(RECORDS PROVIDED):
==========
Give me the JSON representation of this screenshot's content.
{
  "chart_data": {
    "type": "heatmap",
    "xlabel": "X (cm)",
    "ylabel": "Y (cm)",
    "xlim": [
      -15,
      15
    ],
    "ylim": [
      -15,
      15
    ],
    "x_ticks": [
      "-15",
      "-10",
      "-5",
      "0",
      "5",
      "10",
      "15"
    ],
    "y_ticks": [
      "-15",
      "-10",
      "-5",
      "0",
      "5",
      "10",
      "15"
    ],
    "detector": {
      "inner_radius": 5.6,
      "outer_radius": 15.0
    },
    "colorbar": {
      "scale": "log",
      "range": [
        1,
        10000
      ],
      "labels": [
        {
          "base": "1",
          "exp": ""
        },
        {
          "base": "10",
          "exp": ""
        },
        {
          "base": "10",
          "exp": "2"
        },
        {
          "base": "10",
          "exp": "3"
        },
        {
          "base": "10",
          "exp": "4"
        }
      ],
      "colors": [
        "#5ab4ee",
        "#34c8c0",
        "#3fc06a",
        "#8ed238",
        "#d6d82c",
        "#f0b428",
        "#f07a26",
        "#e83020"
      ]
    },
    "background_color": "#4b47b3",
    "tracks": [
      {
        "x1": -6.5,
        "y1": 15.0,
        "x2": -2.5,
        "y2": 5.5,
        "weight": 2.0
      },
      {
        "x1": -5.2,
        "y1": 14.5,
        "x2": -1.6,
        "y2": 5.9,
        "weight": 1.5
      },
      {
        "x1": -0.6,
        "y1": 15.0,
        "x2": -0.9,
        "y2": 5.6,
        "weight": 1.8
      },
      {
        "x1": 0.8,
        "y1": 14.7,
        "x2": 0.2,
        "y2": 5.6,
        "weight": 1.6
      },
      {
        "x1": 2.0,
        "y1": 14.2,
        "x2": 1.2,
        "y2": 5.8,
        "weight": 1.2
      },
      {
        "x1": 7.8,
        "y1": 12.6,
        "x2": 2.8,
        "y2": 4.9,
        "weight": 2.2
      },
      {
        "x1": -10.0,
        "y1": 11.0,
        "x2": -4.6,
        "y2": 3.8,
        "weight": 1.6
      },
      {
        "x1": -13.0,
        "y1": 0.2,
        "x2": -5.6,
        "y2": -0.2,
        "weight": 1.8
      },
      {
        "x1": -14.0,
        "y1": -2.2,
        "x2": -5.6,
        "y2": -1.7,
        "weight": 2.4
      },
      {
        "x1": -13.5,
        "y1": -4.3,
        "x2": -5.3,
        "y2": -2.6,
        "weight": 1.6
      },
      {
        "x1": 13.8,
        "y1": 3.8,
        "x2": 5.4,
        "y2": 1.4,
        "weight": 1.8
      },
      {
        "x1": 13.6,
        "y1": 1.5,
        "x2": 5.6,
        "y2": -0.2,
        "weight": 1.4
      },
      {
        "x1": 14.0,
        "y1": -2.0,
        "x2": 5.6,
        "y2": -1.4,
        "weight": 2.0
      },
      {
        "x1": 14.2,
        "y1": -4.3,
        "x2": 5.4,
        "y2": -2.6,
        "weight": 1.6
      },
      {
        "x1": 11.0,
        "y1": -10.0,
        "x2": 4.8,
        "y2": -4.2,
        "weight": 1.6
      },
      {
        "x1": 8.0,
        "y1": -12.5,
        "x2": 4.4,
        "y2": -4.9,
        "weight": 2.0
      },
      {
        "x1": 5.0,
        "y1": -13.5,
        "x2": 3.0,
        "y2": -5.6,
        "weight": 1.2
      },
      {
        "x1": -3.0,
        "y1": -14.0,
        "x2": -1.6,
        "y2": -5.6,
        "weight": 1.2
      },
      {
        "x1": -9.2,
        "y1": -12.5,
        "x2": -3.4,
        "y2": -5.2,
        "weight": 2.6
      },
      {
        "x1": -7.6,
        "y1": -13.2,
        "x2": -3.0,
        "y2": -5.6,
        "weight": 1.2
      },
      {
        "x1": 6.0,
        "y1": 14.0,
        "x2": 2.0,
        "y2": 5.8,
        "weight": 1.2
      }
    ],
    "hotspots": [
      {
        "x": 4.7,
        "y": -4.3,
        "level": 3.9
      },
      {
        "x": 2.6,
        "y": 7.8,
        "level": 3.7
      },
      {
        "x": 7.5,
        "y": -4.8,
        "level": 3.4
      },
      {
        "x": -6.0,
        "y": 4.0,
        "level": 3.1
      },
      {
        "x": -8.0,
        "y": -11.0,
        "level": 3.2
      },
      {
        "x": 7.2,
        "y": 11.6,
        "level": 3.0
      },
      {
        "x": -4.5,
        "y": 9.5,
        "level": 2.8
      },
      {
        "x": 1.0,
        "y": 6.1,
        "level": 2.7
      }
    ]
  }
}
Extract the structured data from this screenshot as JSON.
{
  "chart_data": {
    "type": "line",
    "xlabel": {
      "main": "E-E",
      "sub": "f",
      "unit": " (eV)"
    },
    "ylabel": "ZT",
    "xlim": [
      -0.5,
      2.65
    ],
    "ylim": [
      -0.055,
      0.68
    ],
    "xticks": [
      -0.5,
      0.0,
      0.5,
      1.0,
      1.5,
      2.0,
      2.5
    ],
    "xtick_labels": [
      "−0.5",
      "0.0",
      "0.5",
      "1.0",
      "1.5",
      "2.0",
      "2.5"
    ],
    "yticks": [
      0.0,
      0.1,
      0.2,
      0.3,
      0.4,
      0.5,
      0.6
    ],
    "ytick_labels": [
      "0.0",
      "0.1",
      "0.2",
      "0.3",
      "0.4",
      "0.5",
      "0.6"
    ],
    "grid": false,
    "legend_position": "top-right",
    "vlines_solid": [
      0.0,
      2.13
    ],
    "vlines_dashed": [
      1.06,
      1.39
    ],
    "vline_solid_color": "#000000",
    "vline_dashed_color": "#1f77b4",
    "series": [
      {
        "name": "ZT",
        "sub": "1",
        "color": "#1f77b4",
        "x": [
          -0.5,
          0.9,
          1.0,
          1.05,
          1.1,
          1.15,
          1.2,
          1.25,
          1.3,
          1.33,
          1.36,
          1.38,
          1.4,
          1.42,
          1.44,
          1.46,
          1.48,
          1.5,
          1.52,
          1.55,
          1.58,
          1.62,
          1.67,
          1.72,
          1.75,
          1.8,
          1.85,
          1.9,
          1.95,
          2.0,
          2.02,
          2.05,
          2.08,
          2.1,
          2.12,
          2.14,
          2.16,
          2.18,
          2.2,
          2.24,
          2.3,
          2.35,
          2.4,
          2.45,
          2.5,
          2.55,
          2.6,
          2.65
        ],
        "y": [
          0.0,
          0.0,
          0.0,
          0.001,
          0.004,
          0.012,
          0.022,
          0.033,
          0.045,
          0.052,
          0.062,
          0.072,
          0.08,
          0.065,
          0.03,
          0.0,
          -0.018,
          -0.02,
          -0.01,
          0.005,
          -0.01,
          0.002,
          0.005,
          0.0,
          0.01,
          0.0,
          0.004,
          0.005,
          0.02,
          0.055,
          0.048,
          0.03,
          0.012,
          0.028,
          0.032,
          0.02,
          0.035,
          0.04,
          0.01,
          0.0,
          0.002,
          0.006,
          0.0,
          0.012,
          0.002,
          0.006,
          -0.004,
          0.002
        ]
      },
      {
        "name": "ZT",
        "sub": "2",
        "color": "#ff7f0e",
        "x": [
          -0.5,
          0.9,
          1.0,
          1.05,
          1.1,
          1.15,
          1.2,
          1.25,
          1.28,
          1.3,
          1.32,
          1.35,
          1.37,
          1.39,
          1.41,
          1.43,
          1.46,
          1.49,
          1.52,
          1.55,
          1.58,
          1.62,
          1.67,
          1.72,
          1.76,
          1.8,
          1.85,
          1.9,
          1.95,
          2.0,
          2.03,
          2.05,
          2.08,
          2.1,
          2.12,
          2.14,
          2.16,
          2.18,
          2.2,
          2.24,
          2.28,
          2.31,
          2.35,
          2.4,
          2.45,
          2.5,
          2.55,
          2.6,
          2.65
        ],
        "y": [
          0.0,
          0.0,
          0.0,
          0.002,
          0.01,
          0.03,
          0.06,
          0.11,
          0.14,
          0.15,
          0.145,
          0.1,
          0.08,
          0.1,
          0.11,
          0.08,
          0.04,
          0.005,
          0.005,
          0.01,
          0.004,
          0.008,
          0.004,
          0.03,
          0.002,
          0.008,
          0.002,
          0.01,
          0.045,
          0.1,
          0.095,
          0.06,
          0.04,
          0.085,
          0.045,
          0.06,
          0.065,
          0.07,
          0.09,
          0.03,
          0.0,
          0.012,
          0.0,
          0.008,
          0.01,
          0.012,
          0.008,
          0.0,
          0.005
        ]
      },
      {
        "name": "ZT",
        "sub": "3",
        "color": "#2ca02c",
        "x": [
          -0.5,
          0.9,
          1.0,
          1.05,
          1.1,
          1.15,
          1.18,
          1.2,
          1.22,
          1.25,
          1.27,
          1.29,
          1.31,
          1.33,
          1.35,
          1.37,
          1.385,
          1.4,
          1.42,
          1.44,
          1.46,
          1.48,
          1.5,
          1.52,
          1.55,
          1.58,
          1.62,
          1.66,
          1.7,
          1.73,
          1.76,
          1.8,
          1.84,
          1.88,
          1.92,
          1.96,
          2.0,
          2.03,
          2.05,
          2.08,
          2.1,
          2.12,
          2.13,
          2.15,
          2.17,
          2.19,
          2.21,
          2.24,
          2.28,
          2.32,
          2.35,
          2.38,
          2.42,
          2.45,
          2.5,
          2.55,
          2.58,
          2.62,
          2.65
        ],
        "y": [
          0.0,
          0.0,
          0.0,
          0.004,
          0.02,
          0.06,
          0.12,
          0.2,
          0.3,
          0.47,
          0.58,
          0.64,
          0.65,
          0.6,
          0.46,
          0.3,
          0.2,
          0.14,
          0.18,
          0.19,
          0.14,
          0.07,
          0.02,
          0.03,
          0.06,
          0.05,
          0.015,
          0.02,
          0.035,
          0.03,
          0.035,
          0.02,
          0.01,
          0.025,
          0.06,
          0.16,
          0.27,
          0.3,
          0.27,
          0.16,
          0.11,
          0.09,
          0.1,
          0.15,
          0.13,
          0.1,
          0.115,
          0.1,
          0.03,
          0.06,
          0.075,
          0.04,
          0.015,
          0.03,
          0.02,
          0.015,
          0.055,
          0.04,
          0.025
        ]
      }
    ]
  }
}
==========
(PROBLEM): All lines that include "JSON" are to be gathered and copied.

(OUTPUT FOR THIS EXERCISE):
Give me the JSON representation of this screenshot's content.
Extract the structured data from this screenshot as JSON.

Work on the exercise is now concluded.